What is being asked → Read the listing below and copy out every line that holds "foliis".
:: Input data ::
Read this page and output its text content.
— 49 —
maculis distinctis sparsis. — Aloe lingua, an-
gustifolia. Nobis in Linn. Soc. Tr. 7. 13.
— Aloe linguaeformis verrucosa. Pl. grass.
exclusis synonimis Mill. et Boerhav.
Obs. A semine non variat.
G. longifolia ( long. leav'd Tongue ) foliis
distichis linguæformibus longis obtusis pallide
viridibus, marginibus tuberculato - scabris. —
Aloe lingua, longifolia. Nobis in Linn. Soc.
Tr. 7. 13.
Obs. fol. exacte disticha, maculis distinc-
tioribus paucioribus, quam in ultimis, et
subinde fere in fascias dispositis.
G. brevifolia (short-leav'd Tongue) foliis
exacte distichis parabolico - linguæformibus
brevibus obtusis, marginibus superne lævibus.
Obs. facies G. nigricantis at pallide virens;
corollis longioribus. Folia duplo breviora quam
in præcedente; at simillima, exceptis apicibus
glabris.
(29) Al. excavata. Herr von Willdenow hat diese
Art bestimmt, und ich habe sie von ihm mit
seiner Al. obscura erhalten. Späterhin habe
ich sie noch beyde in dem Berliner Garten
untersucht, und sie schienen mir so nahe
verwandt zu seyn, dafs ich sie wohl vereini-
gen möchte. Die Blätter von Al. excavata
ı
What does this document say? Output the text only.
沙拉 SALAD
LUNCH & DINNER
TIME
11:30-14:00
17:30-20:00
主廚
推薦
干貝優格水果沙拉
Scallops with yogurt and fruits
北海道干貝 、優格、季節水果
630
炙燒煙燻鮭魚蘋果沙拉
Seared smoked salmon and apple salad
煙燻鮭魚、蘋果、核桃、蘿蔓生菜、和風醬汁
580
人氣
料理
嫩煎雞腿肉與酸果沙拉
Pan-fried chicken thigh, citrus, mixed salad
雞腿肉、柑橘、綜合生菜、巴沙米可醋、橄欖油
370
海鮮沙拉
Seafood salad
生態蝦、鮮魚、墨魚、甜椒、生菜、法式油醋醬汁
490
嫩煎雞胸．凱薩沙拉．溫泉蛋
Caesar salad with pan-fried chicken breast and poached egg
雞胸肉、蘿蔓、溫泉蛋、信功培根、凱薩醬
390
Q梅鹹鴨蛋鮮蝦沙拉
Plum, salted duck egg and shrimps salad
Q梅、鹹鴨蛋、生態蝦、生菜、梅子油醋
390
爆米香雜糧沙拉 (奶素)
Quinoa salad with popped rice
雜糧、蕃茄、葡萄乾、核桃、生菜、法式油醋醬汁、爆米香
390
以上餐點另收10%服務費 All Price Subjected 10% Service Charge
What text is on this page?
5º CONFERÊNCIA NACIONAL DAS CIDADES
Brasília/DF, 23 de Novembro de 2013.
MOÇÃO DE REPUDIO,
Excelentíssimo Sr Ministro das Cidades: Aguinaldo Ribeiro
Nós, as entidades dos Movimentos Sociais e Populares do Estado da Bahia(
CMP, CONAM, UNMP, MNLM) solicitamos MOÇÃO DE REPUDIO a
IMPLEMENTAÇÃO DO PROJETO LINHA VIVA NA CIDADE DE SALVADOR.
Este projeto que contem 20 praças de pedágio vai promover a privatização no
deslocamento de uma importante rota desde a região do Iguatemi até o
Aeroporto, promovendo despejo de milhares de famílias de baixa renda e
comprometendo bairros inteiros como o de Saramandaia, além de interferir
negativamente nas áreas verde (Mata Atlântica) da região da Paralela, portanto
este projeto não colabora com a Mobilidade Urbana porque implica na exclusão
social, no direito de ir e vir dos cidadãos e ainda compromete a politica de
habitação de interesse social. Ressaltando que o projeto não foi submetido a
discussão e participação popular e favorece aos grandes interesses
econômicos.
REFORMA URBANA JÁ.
:::
The solution →
G. longifolia ( long. leav'd Tongue ) foliis
G. brevifolia (short-leav'd Tongue) foliis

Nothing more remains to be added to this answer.